**Written instruction:** Do not include the pictures; repeat the rest of the data exactly.

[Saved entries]
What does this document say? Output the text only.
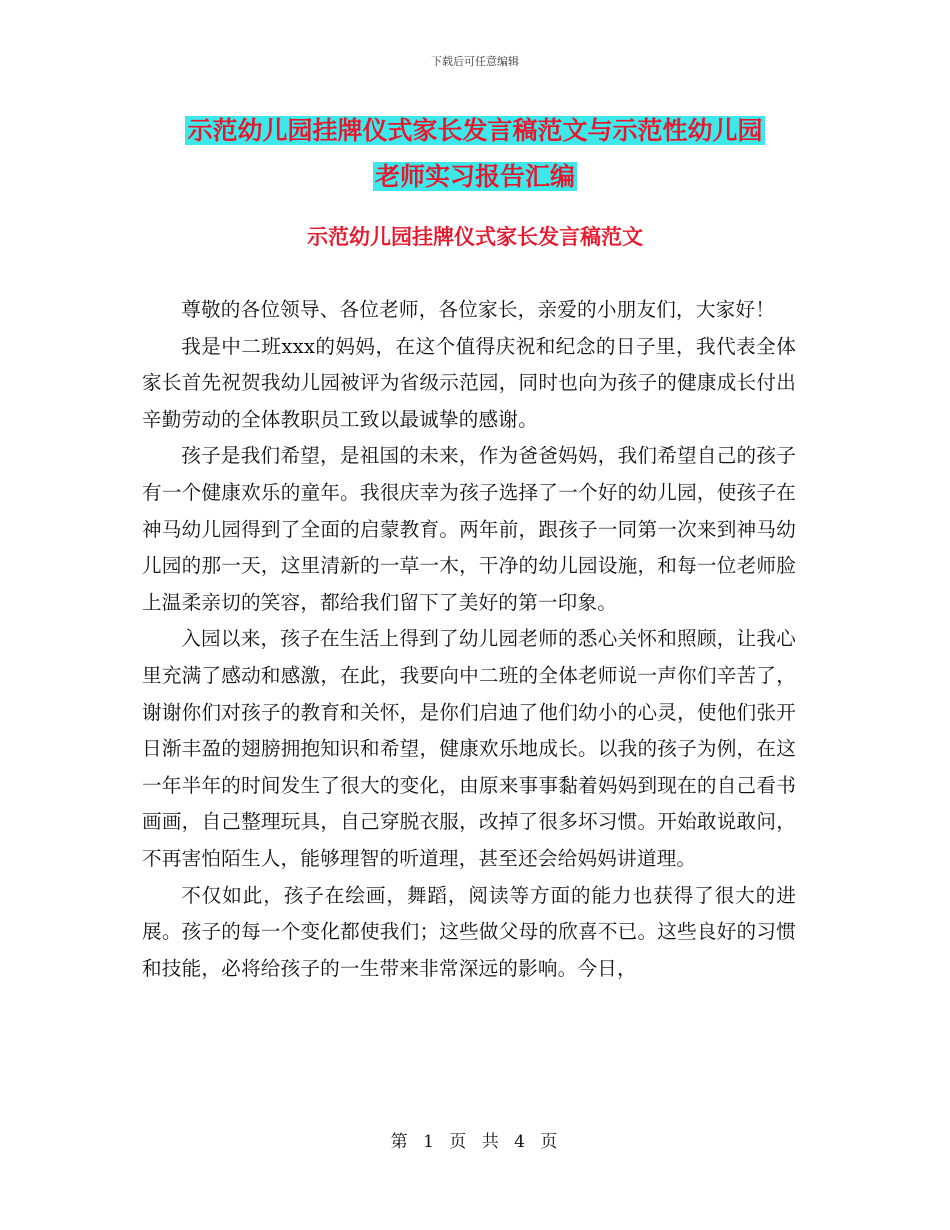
下载后可任意编辑
示范幼儿园挂牌仪式家长发言稿范文与示范性幼儿园
老师实习报告汇编
示范幼儿园挂牌仪式家长发言稿范文

尊敬的各位领导、各位老师，各位家长，亲爱的小朋友们，大家好！

我是中二班xxx的妈妈，在这个值得庆祝和纪念的日子里，我代表全体家长首先祝贺我幼儿园被评为省级示范园，同时也向为孩子的健康成长付出辛勤劳动的全体教职员工致以最诚挚的感谢。

孩子是我们希望，是祖国的未来，作为爸爸妈妈，我们希望自己的孩子有一个健康欢乐的童年。我很庆幸为孩子选择了一个好的幼儿园，使孩子在神马幼儿园得到了全面的启蒙教育。两年前，跟孩子一同第一次来到神马幼儿园的那一天，这里清新的一草一木，干净的幼儿园设施，和每一位老师脸上温柔亲切的笑容，都给我们留下了美好的第一印象。

入园以来，孩子在生活上得到了幼儿园老师的悉心关怀和照顾，让我心里充满了感动和感激，在此，我要向中二班的全体老师说一声你们辛苦了，谢谢你们对孩子的教育和关怀，是你们启迪了他们幼小的心灵，使他们张开日渐丰盈的翅膀拥抱知识和希望，健康欢乐地成长。以我的孩子为例，在这一年半年的时间发生了很大的变化，由原来事事黏着妈妈到现在的自己看书画画，自己整理玩具，自己穿脱衣服，改掉了很多坏习惯。开始敢说敢问，不再害怕陌生人，能够理智的听道理，甚至还会给妈妈讲道理。

不仅如此，孩子在绘画，舞蹈，阅读等方面的能力也获得了很大的进展。孩子的每一个变化都使我们；这些做父母的欣喜不已。这些良好的习惯和技能，必将给孩子的一生带来非常深远的影响。今日，

第 1 页 共 4 页
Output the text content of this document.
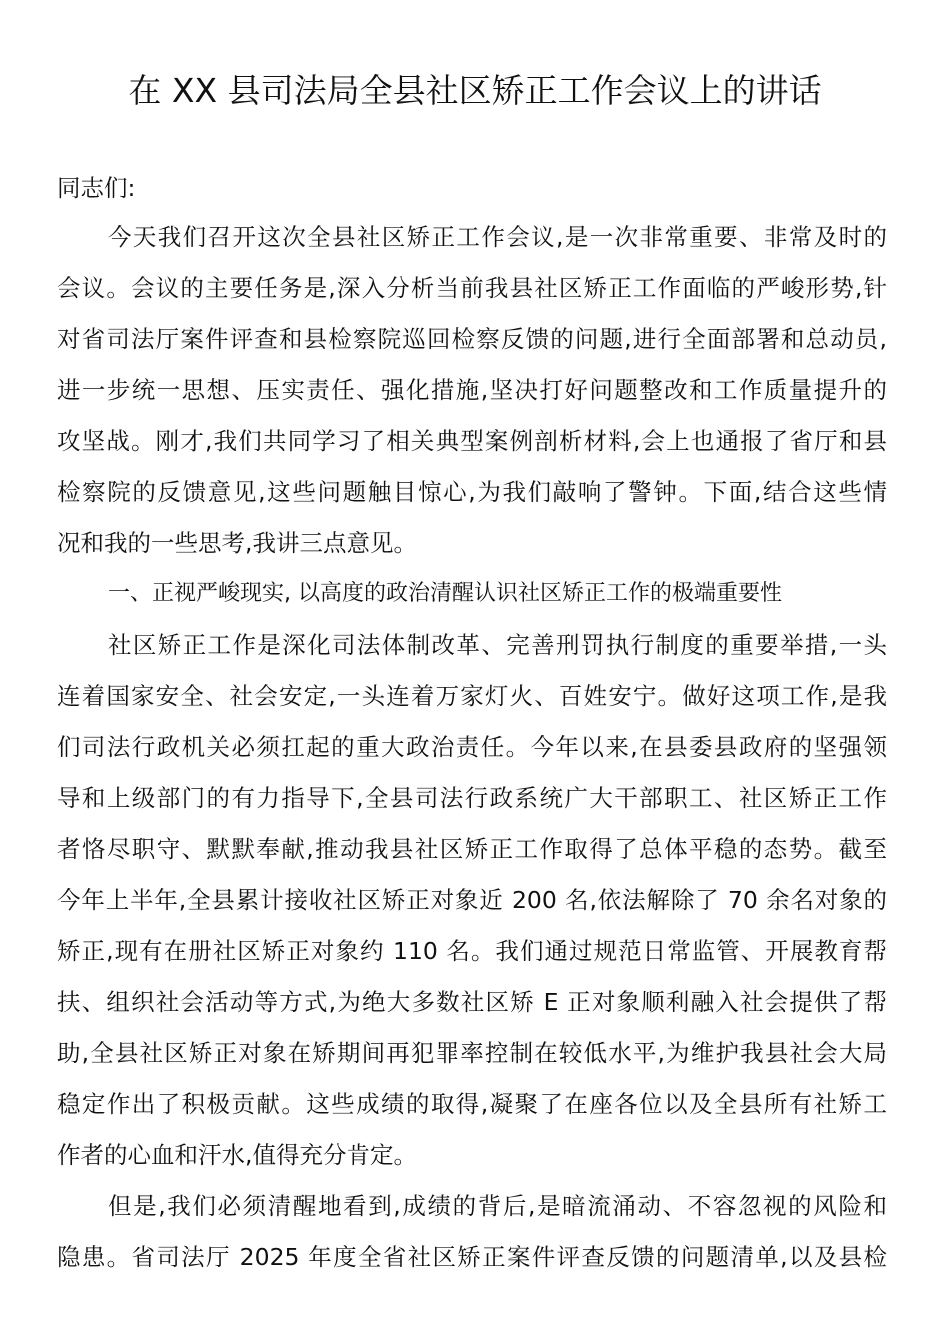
在 XX 县司法局全县社区矫正工作会议上的讲话
同志们:
今天我们召开这次全县社区矫正工作会议,是一次非常重要、非常及时的
会议。会议的主要任务是,深入分析当前我县社区矫正工作面临的严峻形势,针
对省司法厅案件评查和县检察院巡回检察反馈的问题,进行全面部署和总动员,
进一步统一思想、压实责任、强化措施,坚决打好问题整改和工作质量提升的
攻坚战。刚才,我们共同学习了相关典型案例剖析材料,会上也通报了省厅和县
检察院的反馈意见,这些问题触目惊心,为我们敲响了警钟。下面,结合这些情
况和我的一些思考,我讲三点意见。
一、正视严峻现实, 以高度的政治清醒认识社区矫正工作的极端重要性
社区矫正工作是深化司法体制改革、完善刑罚执行制度的重要举措,一头
连着国家安全、社会安定,一头连着万家灯火、百姓安宁。做好这项工作,是我
们司法行政机关必须扛起的重大政治责任。今年以来,在县委县政府的坚强领
导和上级部门的有力指导下,全县司法行政系统广大干部职工、社区矫正工作
者恪尽职守、默默奉献,推动我县社区矫正工作取得了总体平稳的态势。截至
今年上半年,全县累计接收社区矫正对象近 200 名,依法解除了 70 余名对象的
矫正,现有在册社区矫正对象约 110 名。我们通过规范日常监管、开展教育帮
扶、组织社会活动等方式,为绝大多数社区矫 E 正对象顺利融入社会提供了帮
助,全县社区矫正对象在矫期间再犯罪率控制在较低水平,为维护我县社会大局
稳定作出了积极贡献。这些成绩的取得,凝聚了在座各位以及全县所有社矫工
作者的心血和汗水,值得充分肯定。
但是,我们必须清醒地看到,成绩的背后,是暗流涌动、不容忽视的风险和
隐患。省司法厅 2025 年度全省社区矫正案件评查反馈的问题清单,以及县检
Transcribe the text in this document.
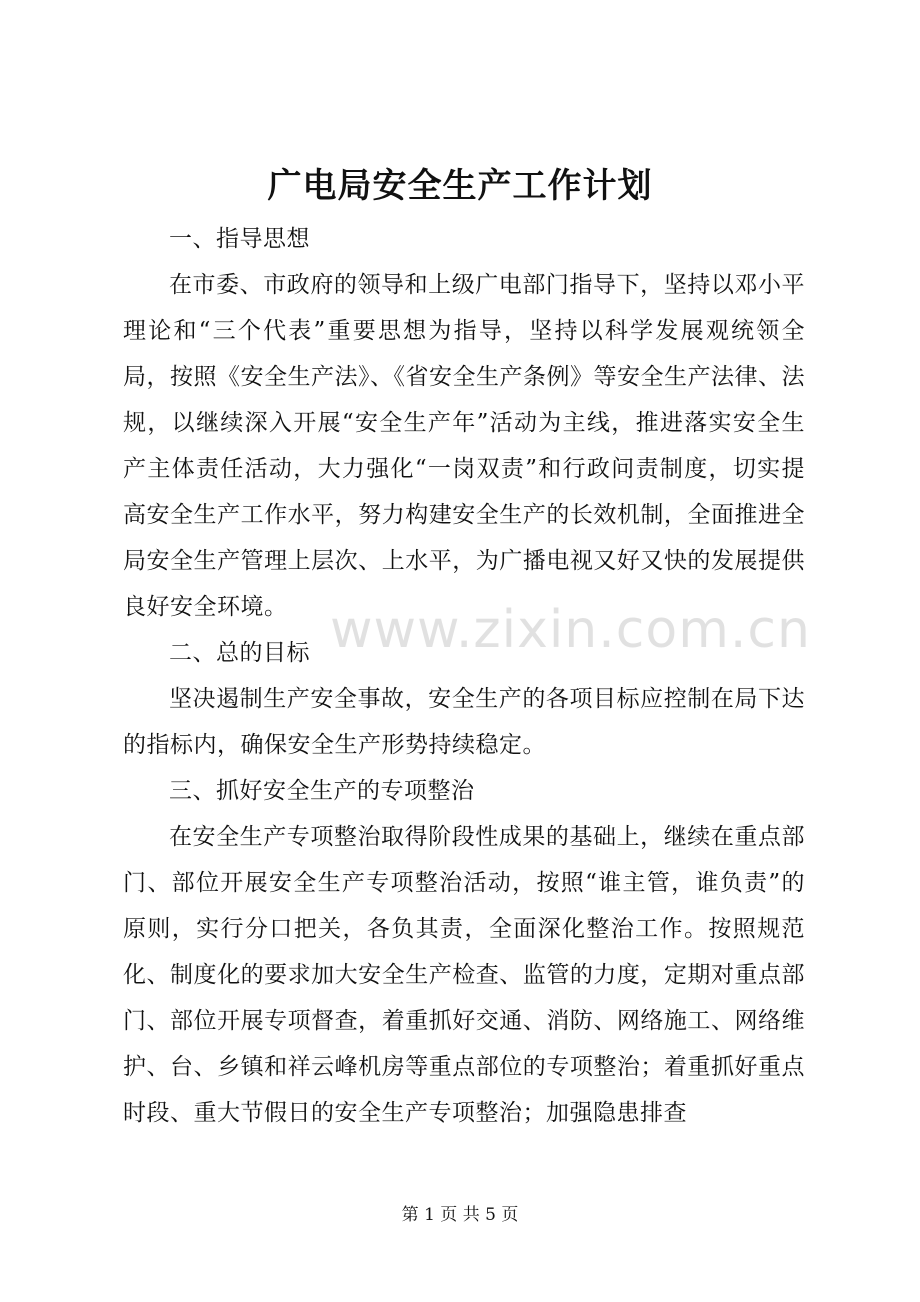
广电局安全生产工作计划

一、指导思想

在市委、市政府的领导和上级广电部门指导下，坚持以邓小平理论和“三个代表”重要思想为指导，坚持以科学发展观统领全局，按照《安全生产法》、《省安全生产条例》等安全生产法律、法规，以继续深入开展“安全生产年”活动为主线，推进落实安全生产主体责任活动，大力强化“一岗双责”和行政问责制度，切实提高安全生产工作水平，努力构建安全生产的长效机制，全面推进全局安全生产管理上层次、上水平，为广播电视又好又快的发展提供良好安全环境。

二、总的目标

坚决遏制生产安全事故，安全生产的各项目标应控制在局下达的指标内，确保安全生产形势持续稳定。

三、抓好安全生产的专项整治

在安全生产专项整治取得阶段性成果的基础上，继续在重点部门、部位开展安全生产专项整治活动，按照“谁主管，谁负责”的原则，实行分口把关，各负其责，全面深化整治工作。按照规范化、制度化的要求加大安全生产检查、监管的力度，定期对重点部门、部位开展专项督查，着重抓好交通、消防、网络施工、网络维护、台、乡镇和祥云峰机房等重点部位的专项整治；着重抓好重点时段、重大节假日的安全生产专项整治；加强隐患排查

www.zixin.com.cn
第 1 页 共 5 页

**Result of the task:**
What does this document say? Output the text only.
下载后可任意编辑
示范幼儿园挂牌仪式家长发言稿范文与示范性幼儿园
老师实习报告汇编
示范幼儿园挂牌仪式家长发言稿范文

尊敬的各位领导、各位老师，各位家长，亲爱的小朋友们，大家好！

我是中二班xxx的妈妈，在这个值得庆祝和纪念的日子里，我代表全体家长首先祝贺我幼儿园被评为省级示范园，同时也向为孩子的健康成长付出辛勤劳动的全体教职员工致以最诚挚的感谢。

孩子是我们希望，是祖国的未来，作为爸爸妈妈，我们希望自己的孩子有一个健康欢乐的童年。我很庆幸为孩子选择了一个好的幼儿园，使孩子在神马幼儿园得到了全面的启蒙教育。两年前，跟孩子一同第一次来到神马幼儿园的那一天，这里清新的一草一木，干净的幼儿园设施，和每一位老师脸上温柔亲切的笑容，都给我们留下了美好的第一印象。

入园以来，孩子在生活上得到了幼儿园老师的悉心关怀和照顾，让我心里充满了感动和感激，在此，我要向中二班的全体老师说一声你们辛苦了，谢谢你们对孩子的教育和关怀，是你们启迪了他们幼小的心灵，使他们张开日渐丰盈的翅膀拥抱知识和希望，健康欢乐地成长。以我的孩子为例，在这一年半年的时间发生了很大的变化，由原来事事黏着妈妈到现在的自己看书画画，自己整理玩具，自己穿脱衣服，改掉了很多坏习惯。开始敢说敢问，不再害怕陌生人，能够理智的听道理，甚至还会给妈妈讲道理。

不仅如此，孩子在绘画，舞蹈，阅读等方面的能力也获得了很大的进展。孩子的每一个变化都使我们；这些做父母的欣喜不已。这些良好的习惯和技能，必将给孩子的一生带来非常深远的影响。今日，

第 1 页 共 4 页
Output the text content of this document.
在 XX 县司法局全县社区矫正工作会议上的讲话
同志们:
今天我们召开这次全县社区矫正工作会议,是一次非常重要、非常及时的
会议。会议的主要任务是,深入分析当前我县社区矫正工作面临的严峻形势,针
对省司法厅案件评查和县检察院巡回检察反馈的问题,进行全面部署和总动员,
进一步统一思想、压实责任、强化措施,坚决打好问题整改和工作质量提升的
攻坚战。刚才,我们共同学习了相关典型案例剖析材料,会上也通报了省厅和县
检察院的反馈意见,这些问题触目惊心,为我们敲响了警钟。下面,结合这些情
况和我的一些思考,我讲三点意见。
一、正视严峻现实, 以高度的政治清醒认识社区矫正工作的极端重要性
社区矫正工作是深化司法体制改革、完善刑罚执行制度的重要举措,一头
连着国家安全、社会安定,一头连着万家灯火、百姓安宁。做好这项工作,是我
们司法行政机关必须扛起的重大政治责任。今年以来,在县委县政府的坚强领
导和上级部门的有力指导下,全县司法行政系统广大干部职工、社区矫正工作
者恪尽职守、默默奉献,推动我县社区矫正工作取得了总体平稳的态势。截至
今年上半年,全县累计接收社区矫正对象近 200 名,依法解除了 70 余名对象的
矫正,现有在册社区矫正对象约 110 名。我们通过规范日常监管、开展教育帮
扶、组织社会活动等方式,为绝大多数社区矫 E 正对象顺利融入社会提供了帮
助,全县社区矫正对象在矫期间再犯罪率控制在较低水平,为维护我县社会大局
稳定作出了积极贡献。这些成绩的取得,凝聚了在座各位以及全县所有社矫工
作者的心血和汗水,值得充分肯定。
但是,我们必须清醒地看到,成绩的背后,是暗流涌动、不容忽视的风险和
隐患。省司法厅 2025 年度全省社区矫正案件评查反馈的问题清单,以及县检
Transcribe the text in this document.
广电局安全生产工作计划

一、指导思想

在市委、市政府的领导和上级广电部门指导下，坚持以邓小平理论和“三个代表”重要思想为指导，坚持以科学发展观统领全局，按照《安全生产法》、《省安全生产条例》等安全生产法律、法规，以继续深入开展“安全生产年”活动为主线，推进落实安全生产主体责任活动，大力强化“一岗双责”和行政问责制度，切实提高安全生产工作水平，努力构建安全生产的长效机制，全面推进全局安全生产管理上层次、上水平，为广播电视又好又快的发展提供良好安全环境。

二、总的目标

坚决遏制生产安全事故，安全生产的各项目标应控制在局下达的指标内，确保安全生产形势持续稳定。

三、抓好安全生产的专项整治

在安全生产专项整治取得阶段性成果的基础上，继续在重点部门、部位开展安全生产专项整治活动，按照“谁主管，谁负责”的原则，实行分口把关，各负其责，全面深化整治工作。按照规范化、制度化的要求加大安全生产检查、监管的力度，定期对重点部门、部位开展专项督查，着重抓好交通、消防、网络施工、网络维护、台、乡镇和祥云峰机房等重点部位的专项整治；着重抓好重点时段、重大节假日的安全生产专项整治；加强隐患排查

www.zixin.com.cn
第 1 页 共 5 页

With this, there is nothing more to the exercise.